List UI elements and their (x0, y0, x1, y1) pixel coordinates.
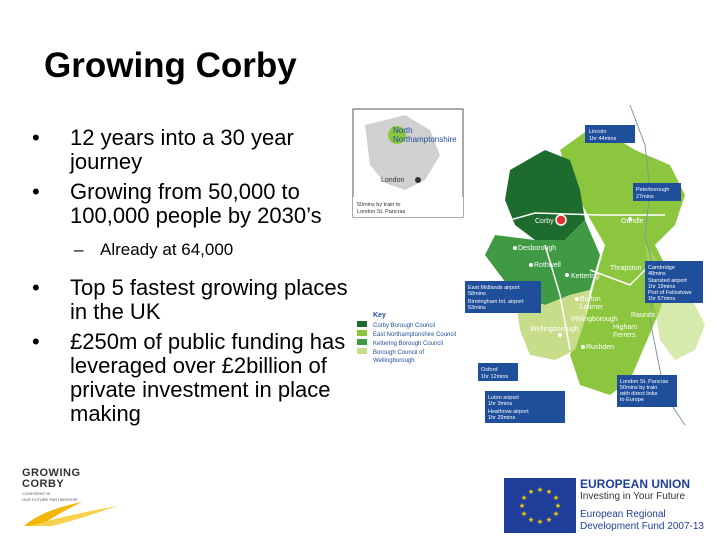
inset-note: 50mins by train to (357, 202, 401, 208)
callout-london-airports (485, 391, 565, 423)
svg-text:★: ★ (520, 511, 528, 518)
bullet-item (30, 276, 350, 324)
callout-oxford (478, 363, 518, 381)
inset-title: North (393, 126, 413, 135)
bullet-item (30, 330, 350, 426)
town-label-irthlingborough: Irthlingborough (571, 316, 618, 323)
key-swatch-corby (357, 321, 367, 327)
town-label-rothwell: Rothwell (534, 262, 561, 269)
town-marker (513, 246, 517, 250)
svg-text:with direct links: with direct links (620, 391, 658, 397)
svg-text:48mins: 48mins (648, 271, 666, 277)
svg-text:to Europe: to Europe (620, 397, 644, 403)
town-marker (565, 273, 569, 277)
town-label-rushden: Rushden (586, 344, 615, 351)
eu-flag-icon (504, 478, 576, 533)
sub-bullet-item (30, 238, 350, 262)
svg-text:★: ★ (545, 489, 553, 496)
town-marker (575, 297, 579, 301)
town-label-higham-ferrers: Ferrers (613, 332, 636, 339)
bullet-list (30, 126, 350, 432)
eu-funding-logo (504, 478, 714, 533)
svg-text:Luton airport: Luton airport (488, 395, 519, 401)
key-swatch-east-northants (357, 330, 367, 336)
key-item: East Northamptonshire Council (373, 332, 457, 338)
bullet-text: Growing from 50,000 to 100,000 people by 2030’s (70, 179, 322, 228)
town-label-kettering: Kettering (571, 273, 600, 280)
bullet-dot-icon: • (32, 275, 40, 300)
town-label-wellingborough: Wellingborough (530, 326, 579, 333)
town-label-thrapston: Thrapston (610, 265, 642, 272)
svg-text:Cambridge: Cambridge (648, 265, 675, 271)
key-swatch-wellingborough (357, 348, 367, 354)
svg-text:1hr 12mins: 1hr 12mins (481, 374, 509, 380)
svg-text:1hr 57mins: 1hr 57mins (648, 296, 676, 302)
eu-text-block (580, 478, 714, 533)
inset-title: Northamptonshire (393, 135, 457, 144)
svg-text:★: ★ (554, 503, 562, 510)
callout-cambridge-stansted-felixstowe (645, 261, 703, 303)
svg-text:1hr 19mins: 1hr 19mins (648, 284, 676, 290)
svg-text:1hr 29mins: 1hr 29mins (488, 415, 516, 421)
svg-text:★: ★ (536, 487, 544, 494)
svg-text:★: ★ (518, 503, 526, 510)
key-title: Key (373, 312, 386, 319)
svg-text:★: ★ (552, 511, 560, 518)
eu-heading: EUROPEAN UNION (580, 477, 691, 491)
town-label-desborough: Desborough (518, 245, 557, 252)
eu-tagline: Investing in Your Future (580, 491, 686, 502)
inset-note: London St. Pancras (357, 209, 406, 215)
svg-text:1hr 44mins: 1hr 44mins (589, 136, 617, 142)
svg-text:★: ★ (527, 489, 535, 496)
bullet-text: £250m of public funding has leveraged over £2billion of private investment in place making (70, 329, 346, 426)
svg-text:Oxford: Oxford (481, 367, 498, 373)
eu-fund-name: Development Fund 2007-13 (580, 521, 704, 532)
dash-icon: – (74, 240, 84, 259)
svg-text:58mins: 58mins (468, 291, 486, 297)
map-key (357, 312, 456, 364)
svg-text:★: ★ (527, 517, 535, 524)
bullet-dot-icon: • (32, 125, 40, 150)
svg-text:53mins: 53mins (468, 305, 486, 311)
svg-text:Port of Felixstowe: Port of Felixstowe (648, 290, 692, 296)
eu-fund-name: European Regional (580, 509, 666, 520)
key-item: Wellingborough (373, 358, 415, 364)
town-label-burton-latimer: Burton (580, 296, 601, 303)
town-marker (529, 263, 533, 267)
inset-london-marker (415, 177, 421, 183)
callout-peterborough (633, 183, 681, 201)
town-label-higham-ferrers: Higham (613, 324, 638, 331)
bullet-text: 12 years into a 30 year journey (70, 125, 294, 174)
north-northamptonshire-map (345, 95, 720, 465)
town-label-raunds: Raunds (631, 312, 656, 319)
growing-corby-swoosh-icon (22, 498, 122, 528)
slide-title: Growing Corby (44, 46, 297, 85)
town-marker (558, 333, 562, 337)
svg-text:★: ★ (552, 495, 560, 502)
callout-airports-midlands (465, 281, 541, 313)
logo-tagline: OUR FUTURE PARTNERSHIP (22, 497, 78, 502)
corby-marker (556, 215, 566, 225)
callout-st-pancras (617, 375, 677, 407)
bullet-dot-icon: • (32, 329, 40, 354)
callout-lincoln (585, 125, 635, 143)
svg-text:Birmingham Int. airport: Birmingham Int. airport (468, 299, 524, 305)
key-swatch-kettering (357, 339, 367, 345)
svg-text:★: ★ (545, 517, 553, 524)
town-label-corby: Corby (535, 218, 554, 225)
svg-text:Peterborough: Peterborough (636, 187, 670, 193)
key-item: Corby Borough Council (373, 323, 436, 329)
logo-word: CORBY (22, 478, 65, 490)
svg-text:Stansted airport: Stansted airport (648, 278, 687, 284)
logo-word: GROWING (22, 467, 81, 479)
town-label-burton-latimer: Latimer (580, 304, 604, 311)
logo-tagline: CONFIDENT IN (22, 491, 51, 496)
svg-text:50mins by train: 50mins by train (620, 385, 658, 391)
key-item: Borough Council of (373, 350, 425, 356)
key-item: Kettering Borough Council (373, 341, 444, 347)
bullet-text: Top 5 fastest growing places in the UK (70, 275, 348, 324)
svg-text:East Midlands airport: East Midlands airport (468, 285, 520, 291)
svg-text:27mins: 27mins (636, 194, 654, 200)
bullet-dot-icon: • (32, 179, 40, 204)
bullet-item (30, 180, 350, 228)
growing-corby-logo (22, 468, 122, 532)
town-marker (581, 345, 585, 349)
svg-text:Lincoln: Lincoln (589, 129, 607, 135)
bullet-item (30, 126, 350, 174)
svg-text:★: ★ (520, 495, 528, 502)
town-label-oundle: Oundle (621, 218, 644, 225)
sub-bullet-text: Already at 64,000 (100, 240, 234, 259)
svg-text:★: ★ (536, 519, 544, 526)
svg-text:London St. Pancras: London St. Pancras (620, 379, 669, 385)
svg-text:1hr 3mins: 1hr 3mins (488, 401, 513, 407)
inset-london-label: London (381, 177, 405, 184)
svg-text:Heathrow airport: Heathrow airport (488, 409, 529, 415)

_ _ _ _ _

SET EXERCISE:
Rewrite the entries above with every "town-marker" changed to "town-dot" and everything else left as it is. Leave the pictures out.

RESULT OF THE EXERCISE:
List UI elements and their (x0, y0, x1, y1) pixel coordinates.
inset-note: 50mins by train to (357, 202, 401, 208)
callout-london-airports (485, 391, 565, 423)
svg-text:★: ★ (520, 511, 528, 518)
bullet-item (30, 276, 350, 324)
callout-oxford (478, 363, 518, 381)
inset-title: North (393, 126, 413, 135)
bullet-item (30, 330, 350, 426)
town-label-irthlingborough: Irthlingborough (571, 316, 618, 323)
key-swatch-corby (357, 321, 367, 327)
town-label-rothwell: Rothwell (534, 262, 561, 269)
town-dot (513, 246, 517, 250)
svg-text:with direct links: with direct links (620, 391, 658, 397)
svg-text:48mins: 48mins (648, 271, 666, 277)
svg-text:to Europe: to Europe (620, 397, 644, 403)
town-dot (565, 273, 569, 277)
town-label-rushden: Rushden (586, 344, 615, 351)
eu-flag-icon (504, 478, 576, 533)
sub-bullet-item (30, 238, 350, 262)
svg-text:★: ★ (545, 489, 553, 496)
town-dot (575, 297, 579, 301)
town-label-higham-ferrers: Ferrers (613, 332, 636, 339)
bullet-list (30, 126, 350, 432)
eu-funding-logo (504, 478, 714, 533)
svg-text:Luton airport: Luton airport (488, 395, 519, 401)
key-swatch-east-northants (357, 330, 367, 336)
key-item: East Northamptonshire Council (373, 332, 457, 338)
bullet-text: Growing from 50,000 to 100,000 people by 2030’s (70, 179, 322, 228)
town-label-kettering: Kettering (571, 273, 600, 280)
bullet-dot-icon: • (32, 275, 40, 300)
town-label-wellingborough: Wellingborough (530, 326, 579, 333)
town-label-thrapston: Thrapston (610, 265, 642, 272)
svg-text:Cambridge: Cambridge (648, 265, 675, 271)
key-swatch-wellingborough (357, 348, 367, 354)
svg-text:1hr 12mins: 1hr 12mins (481, 374, 509, 380)
svg-text:1hr 57mins: 1hr 57mins (648, 296, 676, 302)
eu-text-block (580, 478, 714, 533)
inset-title: Northamptonshire (393, 135, 457, 144)
svg-text:★: ★ (554, 503, 562, 510)
callout-cambridge-stansted-felixstowe (645, 261, 703, 303)
svg-text:1hr 19mins: 1hr 19mins (648, 284, 676, 290)
svg-text:1hr 29mins: 1hr 29mins (488, 415, 516, 421)
svg-text:★: ★ (536, 487, 544, 494)
svg-text:★: ★ (518, 503, 526, 510)
key-title: Key (373, 312, 386, 319)
svg-text:★: ★ (552, 511, 560, 518)
eu-heading: EUROPEAN UNION (580, 477, 691, 491)
town-label-desborough: Desborough (518, 245, 557, 252)
eu-tagline: Investing in Your Future (580, 491, 686, 502)
inset-note: London St. Pancras (357, 209, 406, 215)
svg-text:1hr 44mins: 1hr 44mins (589, 136, 617, 142)
svg-text:★: ★ (527, 489, 535, 496)
bullet-text: £250m of public funding has leveraged over £2billion of private investment in place making (70, 329, 346, 426)
svg-text:Oxford: Oxford (481, 367, 498, 373)
eu-fund-name: Development Fund 2007-13 (580, 521, 704, 532)
dash-icon: – (74, 240, 84, 259)
svg-text:58mins: 58mins (468, 291, 486, 297)
map-key (357, 312, 456, 364)
svg-text:★: ★ (527, 517, 535, 524)
bullet-dot-icon: • (32, 125, 40, 150)
svg-text:53mins: 53mins (468, 305, 486, 311)
svg-text:Port of Felixstowe: Port of Felixstowe (648, 290, 692, 296)
eu-fund-name: European Regional (580, 509, 666, 520)
key-item: Wellingborough (373, 358, 415, 364)
town-label-burton-latimer: Burton (580, 296, 601, 303)
town-dot (529, 263, 533, 267)
inset-london-marker (415, 177, 421, 183)
callout-peterborough (633, 183, 681, 201)
town-label-higham-ferrers: Higham (613, 324, 638, 331)
bullet-text: 12 years into a 30 year journey (70, 125, 294, 174)
north-northamptonshire-map (345, 95, 720, 465)
town-label-raunds: Raunds (631, 312, 656, 319)
growing-corby-swoosh-icon (22, 498, 122, 528)
slide-title: Growing Corby (44, 46, 297, 85)
town-dot (558, 333, 562, 337)
svg-text:★: ★ (552, 495, 560, 502)
callout-airports-midlands (465, 281, 541, 313)
logo-tagline: OUR FUTURE PARTNERSHIP (22, 497, 78, 502)
corby-marker (556, 215, 566, 225)
callout-st-pancras (617, 375, 677, 407)
bullet-dot-icon: • (32, 329, 40, 354)
callout-lincoln (585, 125, 635, 143)
svg-text:Birmingham Int. airport: Birmingham Int. airport (468, 299, 524, 305)
key-swatch-kettering (357, 339, 367, 345)
svg-text:★: ★ (545, 517, 553, 524)
town-label-corby: Corby (535, 218, 554, 225)
svg-text:Peterborough: Peterborough (636, 187, 670, 193)
key-item: Corby Borough Council (373, 323, 436, 329)
logo-word: CORBY (22, 478, 65, 490)
svg-text:Stansted airport: Stansted airport (648, 278, 687, 284)
logo-word: GROWING (22, 467, 81, 479)
town-label-burton-latimer: Latimer (580, 304, 604, 311)
logo-tagline: CONFIDENT IN (22, 491, 51, 496)
svg-text:50mins by train: 50mins by train (620, 385, 658, 391)
key-item: Borough Council of (373, 350, 425, 356)
key-item: Kettering Borough Council (373, 341, 444, 347)
bullet-text: Top 5 fastest growing places in the UK (70, 275, 348, 324)
svg-text:East Midlands airport: East Midlands airport (468, 285, 520, 291)
svg-text:27mins: 27mins (636, 194, 654, 200)
bullet-dot-icon: • (32, 179, 40, 204)
bullet-item (30, 180, 350, 228)
growing-corby-logo (22, 468, 122, 532)
town-dot (581, 345, 585, 349)
svg-text:Lincoln: Lincoln (589, 129, 607, 135)
bullet-item (30, 126, 350, 174)
svg-text:★: ★ (520, 495, 528, 502)
town-label-oundle: Oundle (621, 218, 644, 225)
sub-bullet-text: Already at 64,000 (100, 240, 234, 259)
svg-text:★: ★ (536, 519, 544, 526)
svg-text:London St. Pancras: London St. Pancras (620, 379, 669, 385)
svg-text:1hr 3mins: 1hr 3mins (488, 401, 513, 407)
inset-london-label: London (381, 177, 405, 184)
svg-text:Heathrow airport: Heathrow airport (488, 409, 529, 415)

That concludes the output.